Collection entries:
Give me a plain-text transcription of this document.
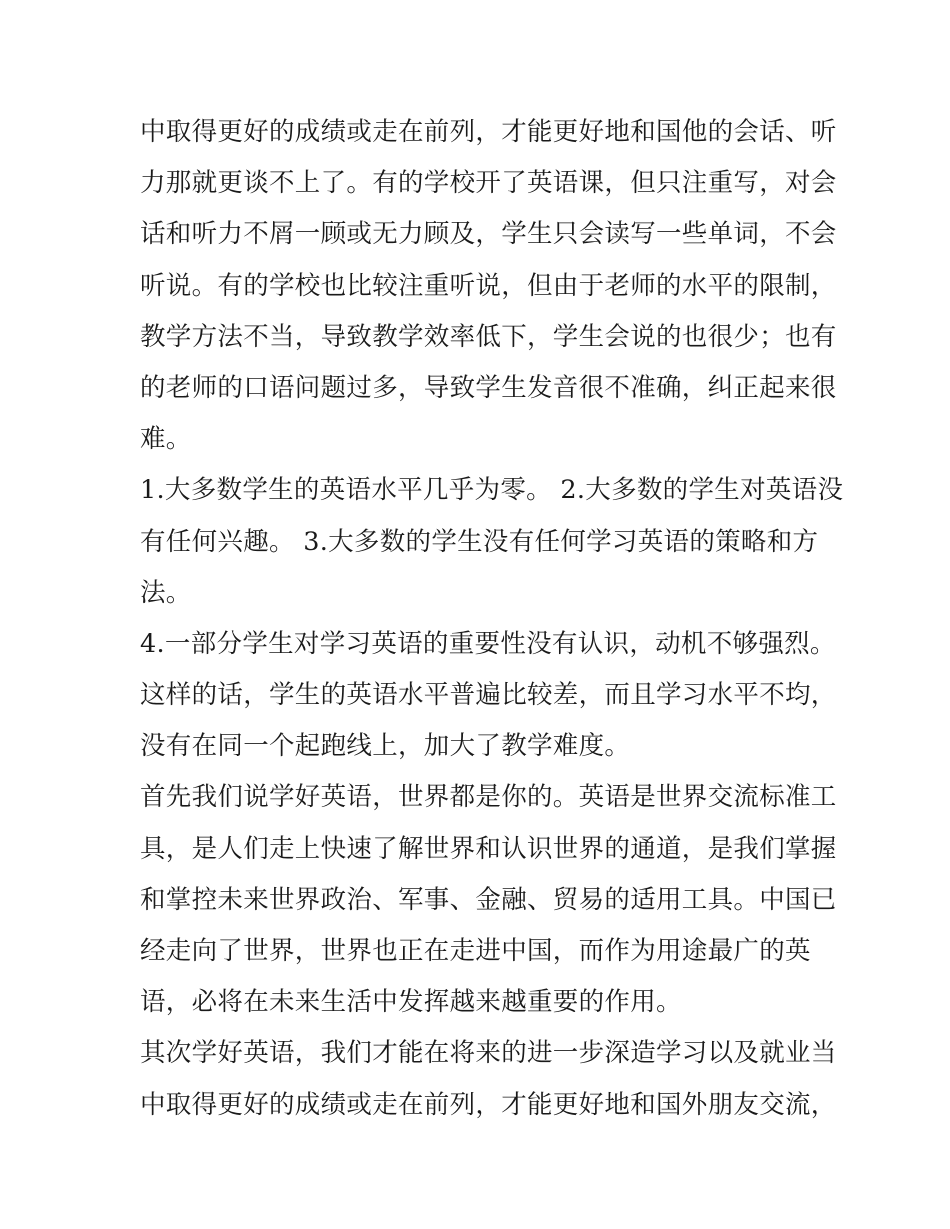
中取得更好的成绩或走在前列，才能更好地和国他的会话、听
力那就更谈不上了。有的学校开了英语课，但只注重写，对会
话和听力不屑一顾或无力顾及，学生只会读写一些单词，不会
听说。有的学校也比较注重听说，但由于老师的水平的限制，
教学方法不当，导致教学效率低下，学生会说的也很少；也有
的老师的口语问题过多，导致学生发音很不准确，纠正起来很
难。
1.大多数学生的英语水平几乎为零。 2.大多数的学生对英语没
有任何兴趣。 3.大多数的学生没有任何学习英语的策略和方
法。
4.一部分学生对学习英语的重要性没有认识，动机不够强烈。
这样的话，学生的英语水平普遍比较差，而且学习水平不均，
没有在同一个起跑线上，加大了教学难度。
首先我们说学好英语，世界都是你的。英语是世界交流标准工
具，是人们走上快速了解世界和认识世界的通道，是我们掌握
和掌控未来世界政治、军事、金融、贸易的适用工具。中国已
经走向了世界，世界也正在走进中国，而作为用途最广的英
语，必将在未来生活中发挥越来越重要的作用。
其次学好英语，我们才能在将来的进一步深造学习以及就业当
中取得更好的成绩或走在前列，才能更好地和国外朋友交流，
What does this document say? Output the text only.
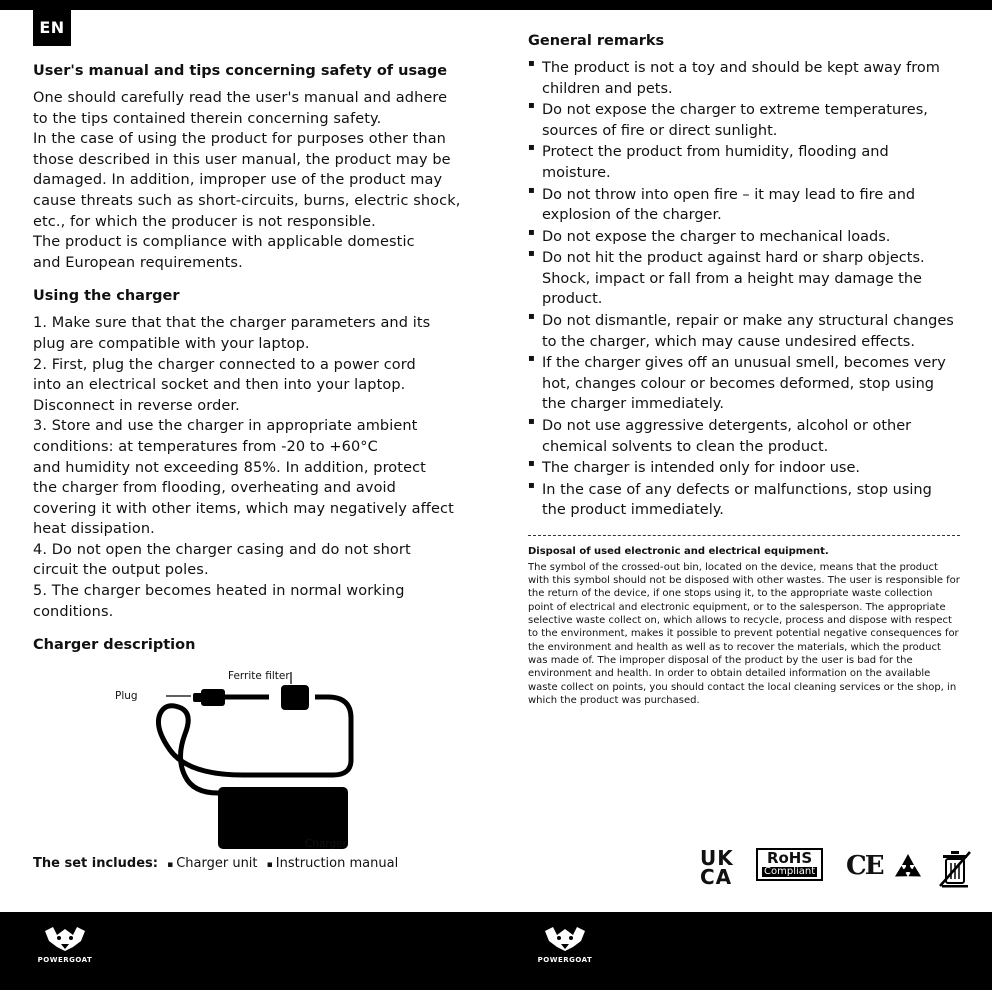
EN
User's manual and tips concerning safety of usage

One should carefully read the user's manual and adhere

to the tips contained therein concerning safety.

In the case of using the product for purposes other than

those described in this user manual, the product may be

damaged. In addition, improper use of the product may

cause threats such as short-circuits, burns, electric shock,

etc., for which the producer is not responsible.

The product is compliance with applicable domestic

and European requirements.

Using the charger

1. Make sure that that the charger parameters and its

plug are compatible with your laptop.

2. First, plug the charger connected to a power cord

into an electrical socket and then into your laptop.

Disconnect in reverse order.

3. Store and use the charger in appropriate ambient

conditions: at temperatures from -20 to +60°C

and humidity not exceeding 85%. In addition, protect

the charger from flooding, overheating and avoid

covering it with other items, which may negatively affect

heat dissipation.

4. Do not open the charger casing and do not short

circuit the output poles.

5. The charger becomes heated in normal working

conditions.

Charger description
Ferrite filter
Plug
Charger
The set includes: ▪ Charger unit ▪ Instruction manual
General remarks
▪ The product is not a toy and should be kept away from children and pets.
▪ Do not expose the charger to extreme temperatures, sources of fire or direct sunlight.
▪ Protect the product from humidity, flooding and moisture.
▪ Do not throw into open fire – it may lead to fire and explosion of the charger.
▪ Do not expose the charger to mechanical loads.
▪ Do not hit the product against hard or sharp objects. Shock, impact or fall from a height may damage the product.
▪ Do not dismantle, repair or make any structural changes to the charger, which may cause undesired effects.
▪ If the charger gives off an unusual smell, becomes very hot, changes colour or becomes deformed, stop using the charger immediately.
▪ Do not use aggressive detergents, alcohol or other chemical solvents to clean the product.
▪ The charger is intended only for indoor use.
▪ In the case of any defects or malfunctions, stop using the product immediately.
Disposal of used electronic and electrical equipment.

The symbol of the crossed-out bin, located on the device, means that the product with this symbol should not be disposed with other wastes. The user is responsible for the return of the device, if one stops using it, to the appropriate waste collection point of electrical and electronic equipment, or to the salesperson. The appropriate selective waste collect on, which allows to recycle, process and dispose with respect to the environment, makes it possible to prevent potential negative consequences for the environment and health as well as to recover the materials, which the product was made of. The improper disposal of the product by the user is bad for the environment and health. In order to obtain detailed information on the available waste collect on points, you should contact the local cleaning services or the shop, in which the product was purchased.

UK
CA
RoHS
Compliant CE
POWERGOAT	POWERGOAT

◆ **Set problem**: Copy each line of the records above that carries the word "changes".

◆ **Solution for this task**:
▪ Do not dismantle, repair or make any structural changes to the charger, which may cause undesired effects.
▪ If the charger gives off an unusual smell, becomes very hot, changes colour or becomes deformed, stop using the charger immediately.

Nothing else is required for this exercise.